[PROBLEM DESCRIPTION]: Where a line of the listing below includes the word "Skills", reproduce that line.
=== DATA LISTING ===
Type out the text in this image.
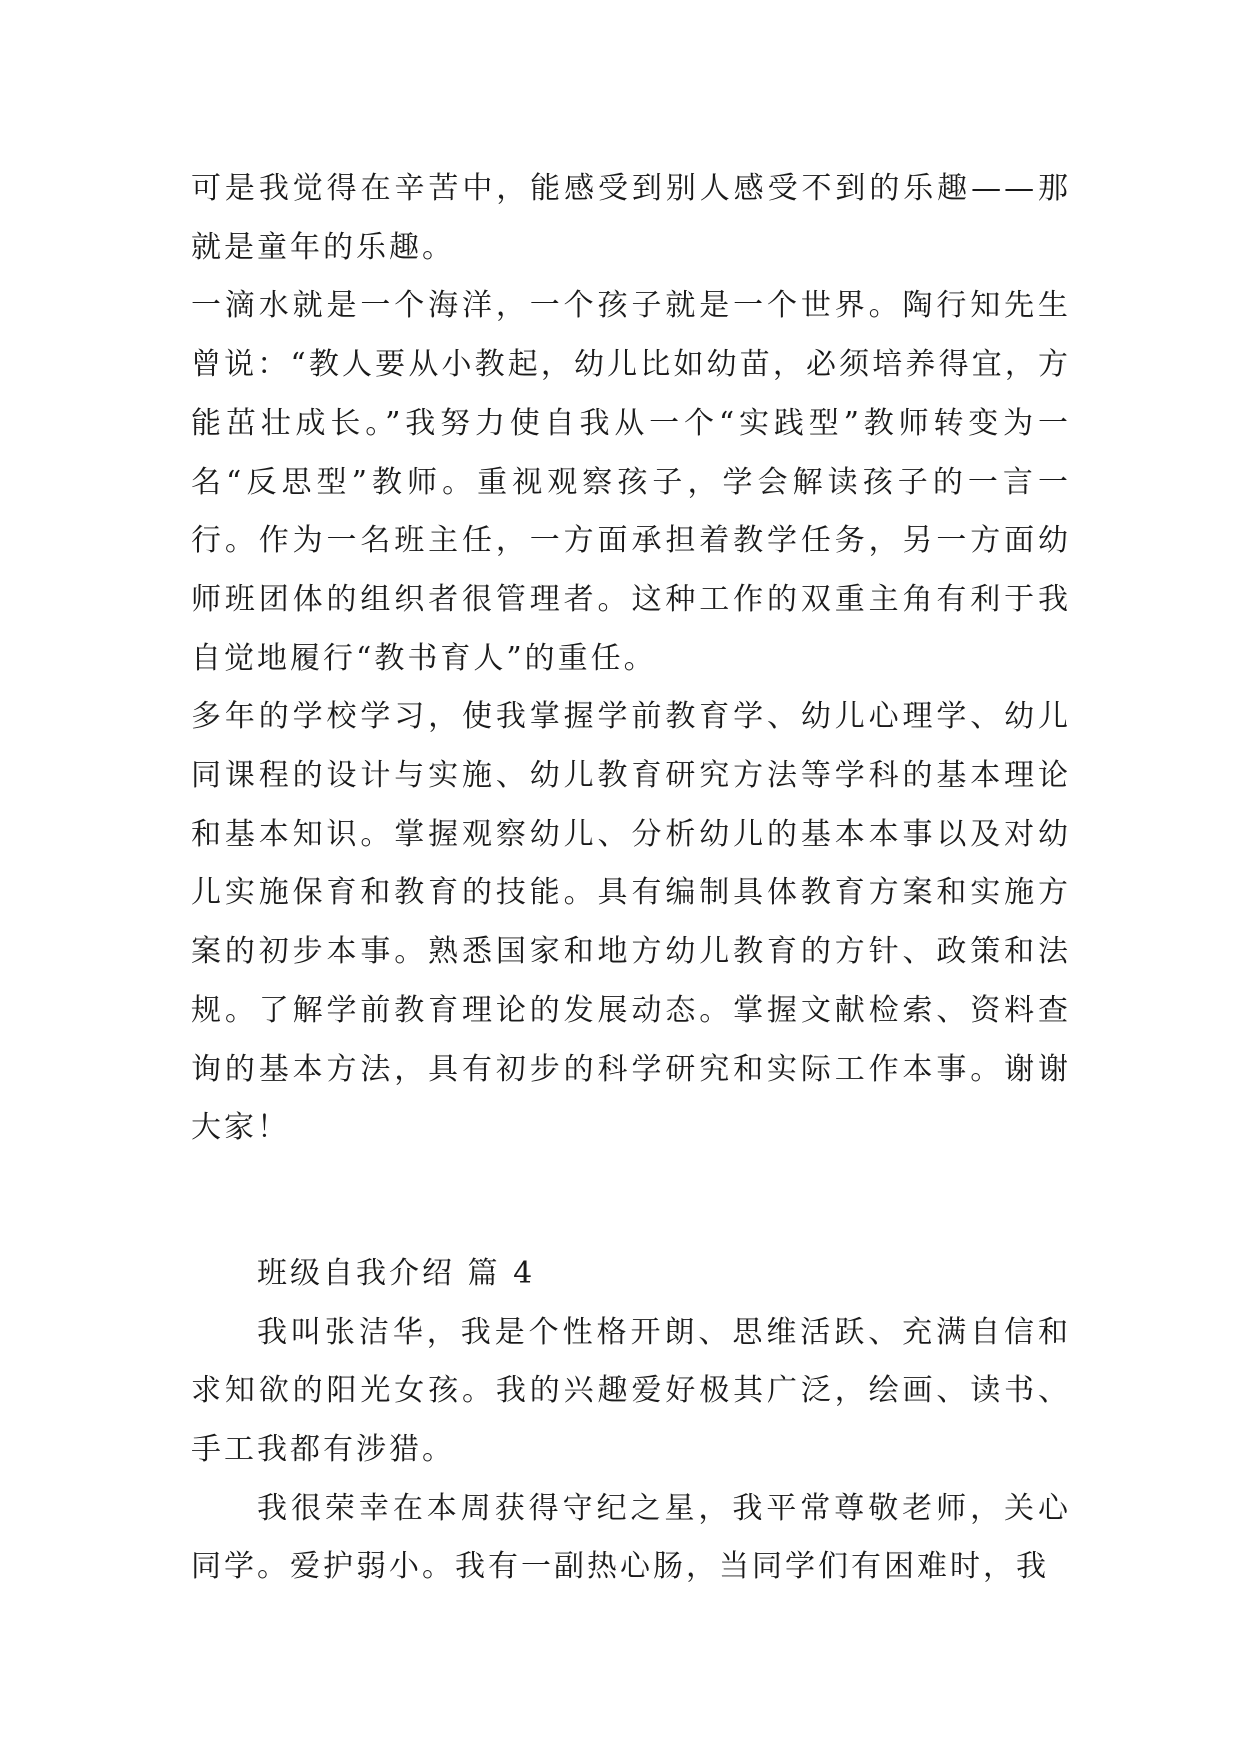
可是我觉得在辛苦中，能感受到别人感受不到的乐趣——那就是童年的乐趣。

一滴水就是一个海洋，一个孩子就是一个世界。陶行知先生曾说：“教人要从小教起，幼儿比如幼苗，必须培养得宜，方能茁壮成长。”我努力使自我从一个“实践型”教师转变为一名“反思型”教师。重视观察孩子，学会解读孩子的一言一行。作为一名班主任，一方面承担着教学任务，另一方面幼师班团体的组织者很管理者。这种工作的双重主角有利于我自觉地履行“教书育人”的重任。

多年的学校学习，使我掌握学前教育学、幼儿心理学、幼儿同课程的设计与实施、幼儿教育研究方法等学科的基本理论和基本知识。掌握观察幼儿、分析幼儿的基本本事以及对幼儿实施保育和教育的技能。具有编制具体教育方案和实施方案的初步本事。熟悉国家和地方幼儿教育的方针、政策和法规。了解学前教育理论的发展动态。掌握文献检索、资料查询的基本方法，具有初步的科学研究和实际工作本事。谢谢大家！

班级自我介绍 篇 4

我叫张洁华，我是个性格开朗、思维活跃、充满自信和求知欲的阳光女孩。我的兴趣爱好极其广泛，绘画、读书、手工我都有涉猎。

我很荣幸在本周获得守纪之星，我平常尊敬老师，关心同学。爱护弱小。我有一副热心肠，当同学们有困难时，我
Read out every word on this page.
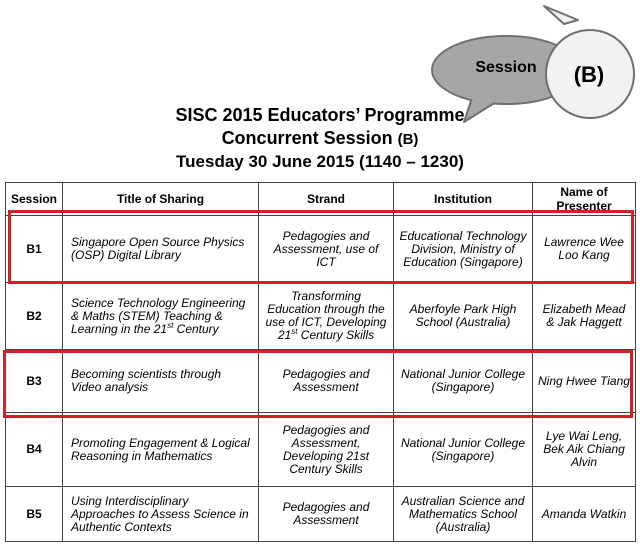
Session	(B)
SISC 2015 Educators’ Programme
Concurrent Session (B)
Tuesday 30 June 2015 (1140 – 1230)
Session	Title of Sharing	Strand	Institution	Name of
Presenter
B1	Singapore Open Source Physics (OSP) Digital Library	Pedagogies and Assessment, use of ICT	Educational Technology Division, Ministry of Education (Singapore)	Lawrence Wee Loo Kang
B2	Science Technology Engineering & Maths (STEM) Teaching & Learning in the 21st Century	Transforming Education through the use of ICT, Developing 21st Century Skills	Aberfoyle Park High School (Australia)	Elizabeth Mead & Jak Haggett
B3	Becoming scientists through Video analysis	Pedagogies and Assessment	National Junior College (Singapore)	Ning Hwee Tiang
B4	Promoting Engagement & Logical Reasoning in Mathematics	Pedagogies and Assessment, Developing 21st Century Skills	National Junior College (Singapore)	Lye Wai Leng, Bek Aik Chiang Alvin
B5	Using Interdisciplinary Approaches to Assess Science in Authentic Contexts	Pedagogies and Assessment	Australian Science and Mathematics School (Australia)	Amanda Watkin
===
[SOLUTION TO THE EXERCISE]:
B2	Science Technology Engineering & Maths (STEM) Teaching & Learning in the 21st Century	Transforming Education through the use of ICT, Developing 21st Century Skills	Aberfoyle Park High School (Australia)	Elizabeth Mead & Jak Haggett
B4	Promoting Engagement & Logical Reasoning in Mathematics	Pedagogies and Assessment, Developing 21st Century Skills	National Junior College (Singapore)	Lye Wai Leng, Bek Aik Chiang Alvin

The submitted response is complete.